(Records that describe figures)
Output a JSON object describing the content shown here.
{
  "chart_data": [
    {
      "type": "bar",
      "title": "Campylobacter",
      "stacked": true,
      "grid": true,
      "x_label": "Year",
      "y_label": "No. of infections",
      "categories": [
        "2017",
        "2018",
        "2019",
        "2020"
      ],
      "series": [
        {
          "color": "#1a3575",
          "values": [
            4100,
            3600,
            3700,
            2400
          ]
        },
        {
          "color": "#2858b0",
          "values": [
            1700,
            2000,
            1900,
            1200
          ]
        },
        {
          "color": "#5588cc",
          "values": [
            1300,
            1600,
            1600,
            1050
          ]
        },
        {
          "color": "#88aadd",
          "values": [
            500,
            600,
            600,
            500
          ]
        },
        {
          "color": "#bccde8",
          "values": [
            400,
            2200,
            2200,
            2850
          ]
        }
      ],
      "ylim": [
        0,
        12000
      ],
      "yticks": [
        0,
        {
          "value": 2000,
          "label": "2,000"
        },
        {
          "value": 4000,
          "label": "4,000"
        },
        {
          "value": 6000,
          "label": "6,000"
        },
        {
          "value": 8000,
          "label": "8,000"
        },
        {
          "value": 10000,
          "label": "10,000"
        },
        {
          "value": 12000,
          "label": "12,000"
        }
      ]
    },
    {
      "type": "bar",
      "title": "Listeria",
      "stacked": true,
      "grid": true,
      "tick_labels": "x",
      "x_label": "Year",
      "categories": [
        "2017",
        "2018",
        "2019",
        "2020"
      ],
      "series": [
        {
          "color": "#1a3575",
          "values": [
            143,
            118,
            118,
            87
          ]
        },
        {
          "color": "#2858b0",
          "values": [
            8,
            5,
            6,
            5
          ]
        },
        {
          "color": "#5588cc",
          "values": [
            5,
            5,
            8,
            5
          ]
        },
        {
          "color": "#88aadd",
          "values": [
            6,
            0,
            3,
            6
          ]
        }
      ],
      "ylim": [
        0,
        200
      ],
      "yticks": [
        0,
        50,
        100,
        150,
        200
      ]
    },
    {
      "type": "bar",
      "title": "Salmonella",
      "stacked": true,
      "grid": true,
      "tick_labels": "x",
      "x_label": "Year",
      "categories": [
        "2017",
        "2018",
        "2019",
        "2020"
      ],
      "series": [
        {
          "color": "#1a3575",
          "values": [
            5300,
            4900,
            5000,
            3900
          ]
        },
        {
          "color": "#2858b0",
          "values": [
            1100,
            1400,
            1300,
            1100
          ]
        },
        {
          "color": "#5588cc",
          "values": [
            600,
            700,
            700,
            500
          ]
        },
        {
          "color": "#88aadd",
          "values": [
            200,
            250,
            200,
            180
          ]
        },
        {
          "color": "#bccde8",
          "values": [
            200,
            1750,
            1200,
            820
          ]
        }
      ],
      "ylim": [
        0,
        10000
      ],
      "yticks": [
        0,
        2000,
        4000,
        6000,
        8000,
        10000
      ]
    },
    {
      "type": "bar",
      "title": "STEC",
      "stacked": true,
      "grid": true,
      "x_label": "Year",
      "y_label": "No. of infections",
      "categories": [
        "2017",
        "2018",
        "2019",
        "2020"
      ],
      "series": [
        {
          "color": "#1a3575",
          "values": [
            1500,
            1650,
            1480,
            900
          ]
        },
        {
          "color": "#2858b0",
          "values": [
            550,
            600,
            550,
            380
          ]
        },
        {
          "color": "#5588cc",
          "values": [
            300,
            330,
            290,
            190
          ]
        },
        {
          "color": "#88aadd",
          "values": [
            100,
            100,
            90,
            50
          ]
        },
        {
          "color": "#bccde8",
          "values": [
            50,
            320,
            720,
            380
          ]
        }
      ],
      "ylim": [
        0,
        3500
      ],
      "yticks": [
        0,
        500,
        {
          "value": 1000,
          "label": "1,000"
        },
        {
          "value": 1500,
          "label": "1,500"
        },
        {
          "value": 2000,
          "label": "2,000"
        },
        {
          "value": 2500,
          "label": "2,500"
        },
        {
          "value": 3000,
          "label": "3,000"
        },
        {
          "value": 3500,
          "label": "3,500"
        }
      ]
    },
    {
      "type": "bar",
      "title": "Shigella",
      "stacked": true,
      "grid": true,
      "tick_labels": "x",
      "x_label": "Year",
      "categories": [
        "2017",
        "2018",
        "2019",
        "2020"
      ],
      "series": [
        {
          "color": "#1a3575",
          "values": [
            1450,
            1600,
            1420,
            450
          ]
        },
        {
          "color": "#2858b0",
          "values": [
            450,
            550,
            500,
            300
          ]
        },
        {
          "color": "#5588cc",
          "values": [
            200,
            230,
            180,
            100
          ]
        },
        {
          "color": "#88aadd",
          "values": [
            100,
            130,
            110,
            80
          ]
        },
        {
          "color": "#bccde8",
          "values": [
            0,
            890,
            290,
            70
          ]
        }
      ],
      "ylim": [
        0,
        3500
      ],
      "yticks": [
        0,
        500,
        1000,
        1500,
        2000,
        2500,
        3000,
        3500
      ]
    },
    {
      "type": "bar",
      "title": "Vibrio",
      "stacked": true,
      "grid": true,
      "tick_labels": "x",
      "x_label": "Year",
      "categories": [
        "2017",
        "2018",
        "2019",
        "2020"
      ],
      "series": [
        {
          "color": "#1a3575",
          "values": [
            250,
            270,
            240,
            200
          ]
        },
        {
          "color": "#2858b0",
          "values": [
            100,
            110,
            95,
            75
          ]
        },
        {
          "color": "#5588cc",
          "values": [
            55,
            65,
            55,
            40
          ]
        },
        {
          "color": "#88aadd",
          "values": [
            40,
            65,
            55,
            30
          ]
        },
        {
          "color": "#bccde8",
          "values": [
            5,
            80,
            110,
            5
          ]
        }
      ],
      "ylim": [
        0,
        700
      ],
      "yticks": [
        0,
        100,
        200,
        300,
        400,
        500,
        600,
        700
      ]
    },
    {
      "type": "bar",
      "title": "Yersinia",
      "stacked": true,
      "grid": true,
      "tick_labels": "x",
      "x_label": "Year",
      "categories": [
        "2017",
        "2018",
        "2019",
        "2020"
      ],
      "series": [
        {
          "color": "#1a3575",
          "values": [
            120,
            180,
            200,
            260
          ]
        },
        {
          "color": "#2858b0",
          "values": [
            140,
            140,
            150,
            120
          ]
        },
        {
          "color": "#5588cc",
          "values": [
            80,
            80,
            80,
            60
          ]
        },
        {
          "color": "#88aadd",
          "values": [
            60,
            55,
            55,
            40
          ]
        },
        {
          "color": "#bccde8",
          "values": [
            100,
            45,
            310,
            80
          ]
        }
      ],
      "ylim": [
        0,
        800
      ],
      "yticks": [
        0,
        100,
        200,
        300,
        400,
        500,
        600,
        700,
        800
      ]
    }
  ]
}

— What needs to be done —
Set down the material above again, word for word.

— Complete response —
Output a JSON object describing the content shown here.
{
  "chart_data": [
    {
      "type": "bar",
      "title": "Campylobacter",
      "stacked": true,
      "grid": true,
      "x_label": "Year",
      "y_label": "No. of infections",
      "categories": [
        "2017",
        "2018",
        "2019",
        "2020"
      ],
      "series": [
        {
          "color": "#1a3575",
          "values": [
            4100,
            3600,
            3700,
            2400
          ]
        },
        {
          "color": "#2858b0",
          "values": [
            1700,
            2000,
            1900,
            1200
          ]
        },
        {
          "color": "#5588cc",
          "values": [
            1300,
            1600,
            1600,
            1050
          ]
        },
        {
          "color": "#88aadd",
          "values": [
            500,
            600,
            600,
            500
          ]
        },
        {
          "color": "#bccde8",
          "values": [
            400,
            2200,
            2200,
            2850
          ]
        }
      ],
      "ylim": [
        0,
        12000
      ],
      "yticks": [
        0,
        {
          "value": 2000,
          "label": "2,000"
        },
        {
          "value": 4000,
          "label": "4,000"
        },
        {
          "value": 6000,
          "label": "6,000"
        },
        {
          "value": 8000,
          "label": "8,000"
        },
        {
          "value": 10000,
          "label": "10,000"
        },
        {
          "value": 12000,
          "label": "12,000"
        }
      ]
    },
    {
      "type": "bar",
      "title": "Listeria",
      "stacked": true,
      "grid": true,
      "tick_labels": "x",
      "x_label": "Year",
      "categories": [
        "2017",
        "2018",
        "2019",
        "2020"
      ],
      "series": [
        {
          "color": "#1a3575",
          "values": [
            143,
            118,
            118,
            87
          ]
        },
        {
          "color": "#2858b0",
          "values": [
            8,
            5,
            6,
            5
          ]
        },
        {
          "color": "#5588cc",
          "values": [
            5,
            5,
            8,
            5
          ]
        },
        {
          "color": "#88aadd",
          "values": [
            6,
            0,
            3,
            6
          ]
        }
      ],
      "ylim": [
        0,
        200
      ],
      "yticks": [
        0,
        50,
        100,
        150,
        200
      ]
    },
    {
      "type": "bar",
      "title": "Salmonella",
      "stacked": true,
      "grid": true,
      "tick_labels": "x",
      "x_label": "Year",
      "categories": [
        "2017",
        "2018",
        "2019",
        "2020"
      ],
      "series": [
        {
          "color": "#1a3575",
          "values": [
            5300,
            4900,
            5000,
            3900
          ]
        },
        {
          "color": "#2858b0",
          "values": [
            1100,
            1400,
            1300,
            1100
          ]
        },
        {
          "color": "#5588cc",
          "values": [
            600,
            700,
            700,
            500
          ]
        },
        {
          "color": "#88aadd",
          "values": [
            200,
            250,
            200,
            180
          ]
        },
        {
          "color": "#bccde8",
          "values": [
            200,
            1750,
            1200,
            820
          ]
        }
      ],
      "ylim": [
        0,
        10000
      ],
      "yticks": [
        0,
        2000,
        4000,
        6000,
        8000,
        10000
      ]
    },
    {
      "type": "bar",
      "title": "STEC",
      "stacked": true,
      "grid": true,
      "x_label": "Year",
      "y_label": "No. of infections",
      "categories": [
        "2017",
        "2018",
        "2019",
        "2020"
      ],
      "series": [
        {
          "color": "#1a3575",
          "values": [
            1500,
            1650,
            1480,
            900
          ]
        },
        {
          "color": "#2858b0",
          "values": [
            550,
            600,
            550,
            380
          ]
        },
        {
          "color": "#5588cc",
          "values": [
            300,
            330,
            290,
            190
          ]
        },
        {
          "color": "#88aadd",
          "values": [
            100,
            100,
            90,
            50
          ]
        },
        {
          "color": "#bccde8",
          "values": [
            50,
            320,
            720,
            380
          ]
        }
      ],
      "ylim": [
        0,
        3500
      ],
      "yticks": [
        0,
        500,
        {
          "value": 1000,
          "label": "1,000"
        },
        {
          "value": 1500,
          "label": "1,500"
        },
        {
          "value": 2000,
          "label": "2,000"
        },
        {
          "value": 2500,
          "label": "2,500"
        },
        {
          "value": 3000,
          "label": "3,000"
        },
        {
          "value": 3500,
          "label": "3,500"
        }
      ]
    },
    {
      "type": "bar",
      "title": "Shigella",
      "stacked": true,
      "grid": true,
      "tick_labels": "x",
      "x_label": "Year",
      "categories": [
        "2017",
        "2018",
        "2019",
        "2020"
      ],
      "series": [
        {
          "color": "#1a3575",
          "values": [
            1450,
            1600,
            1420,
            450
          ]
        },
        {
          "color": "#2858b0",
          "values": [
            450,
            550,
            500,
            300
          ]
        },
        {
          "color": "#5588cc",
          "values": [
            200,
            230,
            180,
            100
          ]
        },
        {
          "color": "#88aadd",
          "values": [
            100,
            130,
            110,
            80
          ]
        },
        {
          "color": "#bccde8",
          "values": [
            0,
            890,
            290,
            70
          ]
        }
      ],
      "ylim": [
        0,
        3500
      ],
      "yticks": [
        0,
        500,
        1000,
        1500,
        2000,
        2500,
        3000,
        3500
      ]
    },
    {
      "type": "bar",
      "title": "Vibrio",
      "stacked": true,
      "grid": true,
      "tick_labels": "x",
      "x_label": "Year",
      "categories": [
        "2017",
        "2018",
        "2019",
        "2020"
      ],
      "series": [
        {
          "color": "#1a3575",
          "values": [
            250,
            270,
            240,
            200
          ]
        },
        {
          "color": "#2858b0",
          "values": [
            100,
            110,
            95,
            75
          ]
        },
        {
          "color": "#5588cc",
          "values": [
            55,
            65,
            55,
            40
          ]
        },
        {
          "color": "#88aadd",
          "values": [
            40,
            65,
            55,
            30
          ]
        },
        {
          "color": "#bccde8",
          "values": [
            5,
            80,
            110,
            5
          ]
        }
      ],
      "ylim": [
        0,
        700
      ],
      "yticks": [
        0,
        100,
        200,
        300,
        400,
        500,
        600,
        700
      ]
    },
    {
      "type": "bar",
      "title": "Yersinia",
      "stacked": true,
      "grid": true,
      "tick_labels": "x",
      "x_label": "Year",
      "categories": [
        "2017",
        "2018",
        "2019",
        "2020"
      ],
      "series": [
        {
          "color": "#1a3575",
          "values": [
            120,
            180,
            200,
            260
          ]
        },
        {
          "color": "#2858b0",
          "values": [
            140,
            140,
            150,
            120
          ]
        },
        {
          "color": "#5588cc",
          "values": [
            80,
            80,
            80,
            60
          ]
        },
        {
          "color": "#88aadd",
          "values": [
            60,
            55,
            55,
            40
          ]
        },
        {
          "color": "#bccde8",
          "values": [
            100,
            45,
            310,
            80
          ]
        }
      ],
      "ylim": [
        0,
        800
      ],
      "yticks": [
        0,
        100,
        200,
        300,
        400,
        500,
        600,
        700,
        800
      ]
    }
  ]
}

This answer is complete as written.